Problem requirements:
Output every record word for word.

Data entries:
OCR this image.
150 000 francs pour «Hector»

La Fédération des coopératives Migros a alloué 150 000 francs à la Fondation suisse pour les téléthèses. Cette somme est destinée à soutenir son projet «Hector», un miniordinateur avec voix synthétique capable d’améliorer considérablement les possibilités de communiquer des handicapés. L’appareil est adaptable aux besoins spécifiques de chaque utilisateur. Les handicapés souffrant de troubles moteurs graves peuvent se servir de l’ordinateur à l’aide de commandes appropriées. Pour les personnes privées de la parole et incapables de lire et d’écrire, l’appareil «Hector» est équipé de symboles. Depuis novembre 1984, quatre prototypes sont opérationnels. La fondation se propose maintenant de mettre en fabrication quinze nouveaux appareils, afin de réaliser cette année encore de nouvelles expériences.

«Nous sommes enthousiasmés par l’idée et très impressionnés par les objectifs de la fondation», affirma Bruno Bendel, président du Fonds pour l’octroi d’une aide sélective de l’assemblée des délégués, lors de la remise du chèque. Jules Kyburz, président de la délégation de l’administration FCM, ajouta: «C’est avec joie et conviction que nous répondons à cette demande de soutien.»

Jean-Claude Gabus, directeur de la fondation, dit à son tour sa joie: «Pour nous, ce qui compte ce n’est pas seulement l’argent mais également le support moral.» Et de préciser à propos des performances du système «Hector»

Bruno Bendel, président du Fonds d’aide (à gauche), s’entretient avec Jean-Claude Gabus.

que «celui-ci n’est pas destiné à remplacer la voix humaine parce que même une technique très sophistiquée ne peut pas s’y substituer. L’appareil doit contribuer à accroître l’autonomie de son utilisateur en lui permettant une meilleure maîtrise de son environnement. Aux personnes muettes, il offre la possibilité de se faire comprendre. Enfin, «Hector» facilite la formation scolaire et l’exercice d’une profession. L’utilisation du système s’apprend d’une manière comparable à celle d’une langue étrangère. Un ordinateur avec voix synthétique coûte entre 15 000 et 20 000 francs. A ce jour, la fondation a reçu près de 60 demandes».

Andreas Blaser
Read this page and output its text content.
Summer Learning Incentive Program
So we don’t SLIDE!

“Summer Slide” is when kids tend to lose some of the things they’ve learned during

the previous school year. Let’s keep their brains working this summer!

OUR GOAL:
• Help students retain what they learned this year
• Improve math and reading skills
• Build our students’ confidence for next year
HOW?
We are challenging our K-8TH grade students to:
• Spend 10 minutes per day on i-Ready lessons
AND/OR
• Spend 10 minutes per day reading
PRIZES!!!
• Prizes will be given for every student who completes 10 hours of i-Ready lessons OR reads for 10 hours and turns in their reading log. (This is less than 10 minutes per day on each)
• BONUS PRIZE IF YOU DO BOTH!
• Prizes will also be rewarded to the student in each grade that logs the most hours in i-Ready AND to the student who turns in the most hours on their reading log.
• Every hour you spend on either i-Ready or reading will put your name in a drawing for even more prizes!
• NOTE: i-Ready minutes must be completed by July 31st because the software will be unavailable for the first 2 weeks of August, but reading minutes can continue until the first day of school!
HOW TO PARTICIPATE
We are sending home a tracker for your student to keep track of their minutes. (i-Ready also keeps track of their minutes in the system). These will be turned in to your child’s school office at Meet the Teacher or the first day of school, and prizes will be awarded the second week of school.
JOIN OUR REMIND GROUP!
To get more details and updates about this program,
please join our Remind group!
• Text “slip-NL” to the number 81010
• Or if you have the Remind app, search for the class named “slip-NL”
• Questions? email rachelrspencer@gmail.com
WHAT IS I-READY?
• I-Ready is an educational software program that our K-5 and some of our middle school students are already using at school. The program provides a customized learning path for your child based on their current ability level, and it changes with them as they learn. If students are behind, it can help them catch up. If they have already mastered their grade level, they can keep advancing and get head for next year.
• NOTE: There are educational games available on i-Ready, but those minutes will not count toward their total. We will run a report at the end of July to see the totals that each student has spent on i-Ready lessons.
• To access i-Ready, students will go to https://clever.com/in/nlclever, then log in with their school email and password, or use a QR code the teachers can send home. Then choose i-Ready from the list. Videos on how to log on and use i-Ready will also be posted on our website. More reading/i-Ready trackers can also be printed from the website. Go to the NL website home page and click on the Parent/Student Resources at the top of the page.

Output for this task:
OCR this image.
150 000 francs pour «Hector»

La Fédération des coopératives Migros a alloué 150 000 francs à la Fondation suisse pour les téléthèses. Cette somme est destinée à soutenir son projet «Hector», un miniordinateur avec voix synthétique capable d’améliorer considérablement les possibilités de communiquer des handicapés. L’appareil est adaptable aux besoins spécifiques de chaque utilisateur. Les handicapés souffrant de troubles moteurs graves peuvent se servir de l’ordinateur à l’aide de commandes appropriées. Pour les personnes privées de la parole et incapables de lire et d’écrire, l’appareil «Hector» est équipé de symboles. Depuis novembre 1984, quatre prototypes sont opérationnels. La fondation se propose maintenant de mettre en fabrication quinze nouveaux appareils, afin de réaliser cette année encore de nouvelles expériences.

«Nous sommes enthousiasmés par l’idée et très impressionnés par les objectifs de la fondation», affirma Bruno Bendel, président du Fonds pour l’octroi d’une aide sélective de l’assemblée des délégués, lors de la remise du chèque. Jules Kyburz, président de la délégation de l’administration FCM, ajouta: «C’est avec joie et conviction que nous répondons à cette demande de soutien.»

Jean-Claude Gabus, directeur de la fondation, dit à son tour sa joie: «Pour nous, ce qui compte ce n’est pas seulement l’argent mais également le support moral.» Et de préciser à propos des performances du système «Hector»

Bruno Bendel, président du Fonds d’aide (à gauche), s’entretient avec Jean-Claude Gabus.

que «celui-ci n’est pas destiné à remplacer la voix humaine parce que même une technique très sophistiquée ne peut pas s’y substituer. L’appareil doit contribuer à accroître l’autonomie de son utilisateur en lui permettant une meilleure maîtrise de son environnement. Aux personnes muettes, il offre la possibilité de se faire comprendre. Enfin, «Hector» facilite la formation scolaire et l’exercice d’une profession. L’utilisation du système s’apprend d’une manière comparable à celle d’une langue étrangère. Un ordinateur avec voix synthétique coûte entre 15 000 et 20 000 francs. A ce jour, la fondation a reçu près de 60 demandes».

Andreas Blaser
Read this page and output its text content.
Summer Learning Incentive Program
So we don’t SLIDE!

“Summer Slide” is when kids tend to lose some of the things they’ve learned during

the previous school year. Let’s keep their brains working this summer!

OUR GOAL:
• Help students retain what they learned this year
• Improve math and reading skills
• Build our students’ confidence for next year
HOW?
We are challenging our K-8TH grade students to:
• Spend 10 minutes per day on i-Ready lessons
AND/OR
• Spend 10 minutes per day reading
PRIZES!!!
• Prizes will be given for every student who completes 10 hours of i-Ready lessons OR reads for 10 hours and turns in their reading log. (This is less than 10 minutes per day on each)
• BONUS PRIZE IF YOU DO BOTH!
• Prizes will also be rewarded to the student in each grade that logs the most hours in i-Ready AND to the student who turns in the most hours on their reading log.
• Every hour you spend on either i-Ready or reading will put your name in a drawing for even more prizes!
• NOTE: i-Ready minutes must be completed by July 31st because the software will be unavailable for the first 2 weeks of August, but reading minutes can continue until the first day of school!
HOW TO PARTICIPATE
We are sending home a tracker for your student to keep track of their minutes. (i-Ready also keeps track of their minutes in the system). These will be turned in to your child’s school office at Meet the Teacher or the first day of school, and prizes will be awarded the second week of school.
JOIN OUR REMIND GROUP!
To get more details and updates about this program,
please join our Remind group!
• Text “slip-NL” to the number 81010
• Or if you have the Remind app, search for the class named “slip-NL”
• Questions? email rachelrspencer@gmail.com
WHAT IS I-READY?
• I-Ready is an educational software program that our K-5 and some of our middle school students are already using at school. The program provides a customized learning path for your child based on their current ability level, and it changes with them as they learn. If students are behind, it can help them catch up. If they have already mastered their grade level, they can keep advancing and get head for next year.
• NOTE: There are educational games available on i-Ready, but those minutes will not count toward their total. We will run a report at the end of July to see the totals that each student has spent on i-Ready lessons.
• To access i-Ready, students will go to https://clever.com/in/nlclever, then log in with their school email and password, or use a QR code the teachers can send home. Then choose i-Ready from the list. Videos on how to log on and use i-Ready will also be posted on our website. More reading/i-Ready trackers can also be printed from the website. Go to the NL website home page and click on the Parent/Student Resources at the top of the page.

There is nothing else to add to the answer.